= Beginning of Section =

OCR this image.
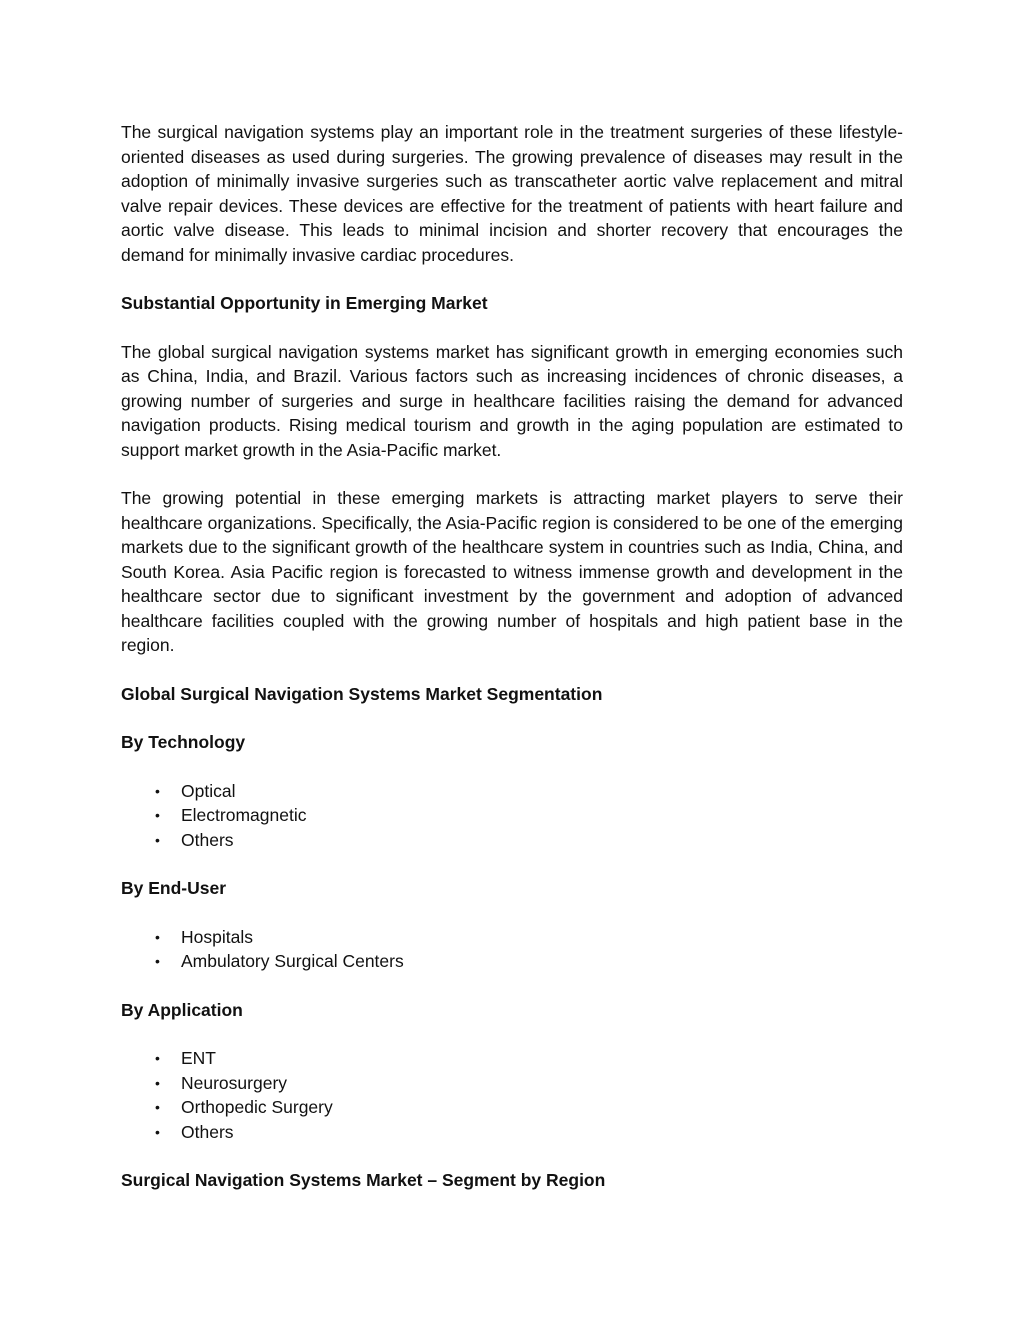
The surgical navigation systems play an important role in the treatment surgeries of these lifestyle-oriented diseases as used during surgeries. The growing prevalence of diseases may result in the adoption of minimally invasive surgeries such as transcatheter aortic valve replacement and mitral valve repair devices. These devices are effective for the treatment of patients with heart failure and aortic valve disease. This leads to minimal incision and shorter recovery that encourages the demand for minimally invasive cardiac procedures.

Substantial Opportunity in Emerging Market

The global surgical navigation systems market has significant growth in emerging economies such as China, India, and Brazil. Various factors such as increasing incidences of chronic diseases, a growing number of surgeries and surge in healthcare facilities raising the demand for advanced navigation products. Rising medical tourism and growth in the aging population are estimated to support market growth in the Asia-Pacific market.

The growing potential in these emerging markets is attracting market players to serve their healthcare organizations. Specifically, the Asia-Pacific region is considered to be one of the emerging markets due to the significant growth of the healthcare system in countries such as India, China, and South Korea. Asia Pacific region is forecasted to witness immense growth and development in the healthcare sector due to significant investment by the government and adoption of advanced healthcare facilities coupled with the growing number of hospitals and high patient base in the region.

Global Surgical Navigation Systems Market Segmentation

By Technology

• Optical
• Electromagnetic
• Others

By End-User

• Hospitals
• Ambulatory Surgical Centers

By Application

• ENT
• Neurosurgery
• Orthopedic Surgery
• Others

Surgical Navigation Systems Market – Segment by Region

= End of Section =

GOAL OF THE EXERCISE: Reproduce the data above line for line, excluding every picture.

ANSWER BELOW:
OCR this image.
The surgical navigation systems play an important role in the treatment surgeries of these lifestyle-oriented diseases as used during surgeries. The growing prevalence of diseases may result in the adoption of minimally invasive surgeries such as transcatheter aortic valve replacement and mitral valve repair devices. These devices are effective for the treatment of patients with heart failure and aortic valve disease. This leads to minimal incision and shorter recovery that encourages the demand for minimally invasive cardiac procedures.

Substantial Opportunity in Emerging Market

The global surgical navigation systems market has significant growth in emerging economies such as China, India, and Brazil. Various factors such as increasing incidences of chronic diseases, a growing number of surgeries and surge in healthcare facilities raising the demand for advanced navigation products. Rising medical tourism and growth in the aging population are estimated to support market growth in the Asia-Pacific market.

The growing potential in these emerging markets is attracting market players to serve their healthcare organizations. Specifically, the Asia-Pacific region is considered to be one of the emerging markets due to the significant growth of the healthcare system in countries such as India, China, and South Korea. Asia Pacific region is forecasted to witness immense growth and development in the healthcare sector due to significant investment by the government and adoption of advanced healthcare facilities coupled with the growing number of hospitals and high patient base in the region.

Global Surgical Navigation Systems Market Segmentation

By Technology

• Optical
• Electromagnetic
• Others

By End-User

• Hospitals
• Ambulatory Surgical Centers

By Application

• ENT
• Neurosurgery
• Orthopedic Surgery
• Others

Surgical Navigation Systems Market – Segment by Region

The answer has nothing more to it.